## WHAT THE EXERCISE ASKS
Reproduce each line exactly.
------ DATA PROVIDED
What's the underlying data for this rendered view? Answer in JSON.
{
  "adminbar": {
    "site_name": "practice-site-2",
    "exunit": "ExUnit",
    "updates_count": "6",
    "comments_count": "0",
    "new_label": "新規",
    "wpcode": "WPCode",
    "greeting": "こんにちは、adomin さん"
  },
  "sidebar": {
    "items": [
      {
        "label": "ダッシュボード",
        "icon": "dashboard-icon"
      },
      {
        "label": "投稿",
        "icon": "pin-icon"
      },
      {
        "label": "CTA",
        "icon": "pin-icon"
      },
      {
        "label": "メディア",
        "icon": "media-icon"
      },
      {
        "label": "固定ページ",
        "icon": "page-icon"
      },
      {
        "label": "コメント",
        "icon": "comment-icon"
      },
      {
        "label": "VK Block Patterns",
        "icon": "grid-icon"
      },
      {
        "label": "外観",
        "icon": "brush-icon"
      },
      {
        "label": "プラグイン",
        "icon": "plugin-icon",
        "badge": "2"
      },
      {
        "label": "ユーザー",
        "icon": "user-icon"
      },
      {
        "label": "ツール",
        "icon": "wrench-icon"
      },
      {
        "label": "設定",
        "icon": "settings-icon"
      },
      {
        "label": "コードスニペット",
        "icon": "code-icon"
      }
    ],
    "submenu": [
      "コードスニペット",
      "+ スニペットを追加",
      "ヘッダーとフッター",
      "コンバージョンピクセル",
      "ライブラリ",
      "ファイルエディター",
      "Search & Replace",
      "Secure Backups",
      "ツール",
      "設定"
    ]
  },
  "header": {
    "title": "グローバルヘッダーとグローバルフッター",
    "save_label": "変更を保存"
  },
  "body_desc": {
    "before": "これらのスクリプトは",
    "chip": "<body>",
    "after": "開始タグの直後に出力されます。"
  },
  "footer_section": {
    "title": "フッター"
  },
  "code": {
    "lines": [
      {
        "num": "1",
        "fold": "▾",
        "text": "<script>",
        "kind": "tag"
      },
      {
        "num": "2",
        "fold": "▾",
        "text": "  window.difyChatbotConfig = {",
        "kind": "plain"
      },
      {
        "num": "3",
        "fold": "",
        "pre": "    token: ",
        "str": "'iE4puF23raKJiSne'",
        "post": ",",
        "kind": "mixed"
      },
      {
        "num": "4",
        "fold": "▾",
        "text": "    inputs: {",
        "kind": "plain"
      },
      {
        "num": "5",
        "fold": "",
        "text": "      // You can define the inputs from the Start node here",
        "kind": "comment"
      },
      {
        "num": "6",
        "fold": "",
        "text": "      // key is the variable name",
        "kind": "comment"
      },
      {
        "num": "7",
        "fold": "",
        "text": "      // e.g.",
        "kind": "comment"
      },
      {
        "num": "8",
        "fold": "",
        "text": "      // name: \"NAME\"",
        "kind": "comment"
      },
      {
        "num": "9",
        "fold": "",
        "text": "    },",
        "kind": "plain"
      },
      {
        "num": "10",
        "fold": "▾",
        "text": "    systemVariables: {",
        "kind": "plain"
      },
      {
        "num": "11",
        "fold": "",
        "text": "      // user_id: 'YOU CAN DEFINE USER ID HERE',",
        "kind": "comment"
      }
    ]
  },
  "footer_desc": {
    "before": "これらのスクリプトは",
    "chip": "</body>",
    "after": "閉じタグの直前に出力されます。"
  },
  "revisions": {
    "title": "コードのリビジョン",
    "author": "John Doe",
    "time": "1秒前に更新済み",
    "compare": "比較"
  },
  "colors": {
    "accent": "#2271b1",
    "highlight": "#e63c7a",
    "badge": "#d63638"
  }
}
------------
## ANSWER BELOW
What's the underlying data for this rendered view? Answer in JSON.
{
  "adminbar": {
    "site_name": "practice-site-2",
    "exunit": "ExUnit",
    "updates_count": "6",
    "comments_count": "0",
    "new_label": "新規",
    "wpcode": "WPCode",
    "greeting": "こんにちは、adomin さん"
  },
  "sidebar": {
    "items": [
      {
        "label": "ダッシュボード",
        "icon": "dashboard-icon"
      },
      {
        "label": "投稿",
        "icon": "pin-icon"
      },
      {
        "label": "CTA",
        "icon": "pin-icon"
      },
      {
        "label": "メディア",
        "icon": "media-icon"
      },
      {
        "label": "固定ページ",
        "icon": "page-icon"
      },
      {
        "label": "コメント",
        "icon": "comment-icon"
      },
      {
        "label": "VK Block Patterns",
        "icon": "grid-icon"
      },
      {
        "label": "外観",
        "icon": "brush-icon"
      },
      {
        "label": "プラグイン",
        "icon": "plugin-icon",
        "badge": "2"
      },
      {
        "label": "ユーザー",
        "icon": "user-icon"
      },
      {
        "label": "ツール",
        "icon": "wrench-icon"
      },
      {
        "label": "設定",
        "icon": "settings-icon"
      },
      {
        "label": "コードスニペット",
        "icon": "code-icon"
      }
    ],
    "submenu": [
      "コードスニペット",
      "+ スニペットを追加",
      "ヘッダーとフッター",
      "コンバージョンピクセル",
      "ライブラリ",
      "ファイルエディター",
      "Search & Replace",
      "Secure Backups",
      "ツール",
      "設定"
    ]
  },
  "header": {
    "title": "グローバルヘッダーとグローバルフッター",
    "save_label": "変更を保存"
  },
  "body_desc": {
    "before": "これらのスクリプトは",
    "chip": "<body>",
    "after": "開始タグの直後に出力されます。"
  },
  "footer_section": {
    "title": "フッター"
  },
  "code": {
    "lines": [
      {
        "num": "1",
        "fold": "▾",
        "text": "<script>",
        "kind": "tag"
      },
      {
        "num": "2",
        "fold": "▾",
        "text": "  window.difyChatbotConfig = {",
        "kind": "plain"
      },
      {
        "num": "3",
        "fold": "",
        "pre": "    token: ",
        "str": "'iE4puF23raKJiSne'",
        "post": ",",
        "kind": "mixed"
      },
      {
        "num": "4",
        "fold": "▾",
        "text": "    inputs: {",
        "kind": "plain"
      },
      {
        "num": "5",
        "fold": "",
        "text": "      // You can define the inputs from the Start node here",
        "kind": "comment"
      },
      {
        "num": "6",
        "fold": "",
        "text": "      // key is the variable name",
        "kind": "comment"
      },
      {
        "num": "7",
        "fold": "",
        "text": "      // e.g.",
        "kind": "comment"
      },
      {
        "num": "8",
        "fold": "",
        "text": "      // name: \"NAME\"",
        "kind": "comment"
      },
      {
        "num": "9",
        "fold": "",
        "text": "    },",
        "kind": "plain"
      },
      {
        "num": "10",
        "fold": "▾",
        "text": "    systemVariables: {",
        "kind": "plain"
      },
      {
        "num": "11",
        "fold": "",
        "text": "      // user_id: 'YOU CAN DEFINE USER ID HERE',",
        "kind": "comment"
      }
    ]
  },
  "footer_desc": {
    "before": "これらのスクリプトは",
    "chip": "</body>",
    "after": "閉じタグの直前に出力されます。"
  },
  "revisions": {
    "title": "コードのリビジョン",
    "author": "John Doe",
    "time": "1秒前に更新済み",
    "compare": "比較"
  },
  "colors": {
    "accent": "#2271b1",
    "highlight": "#e63c7a",
    "badge": "#d63638"
  }
}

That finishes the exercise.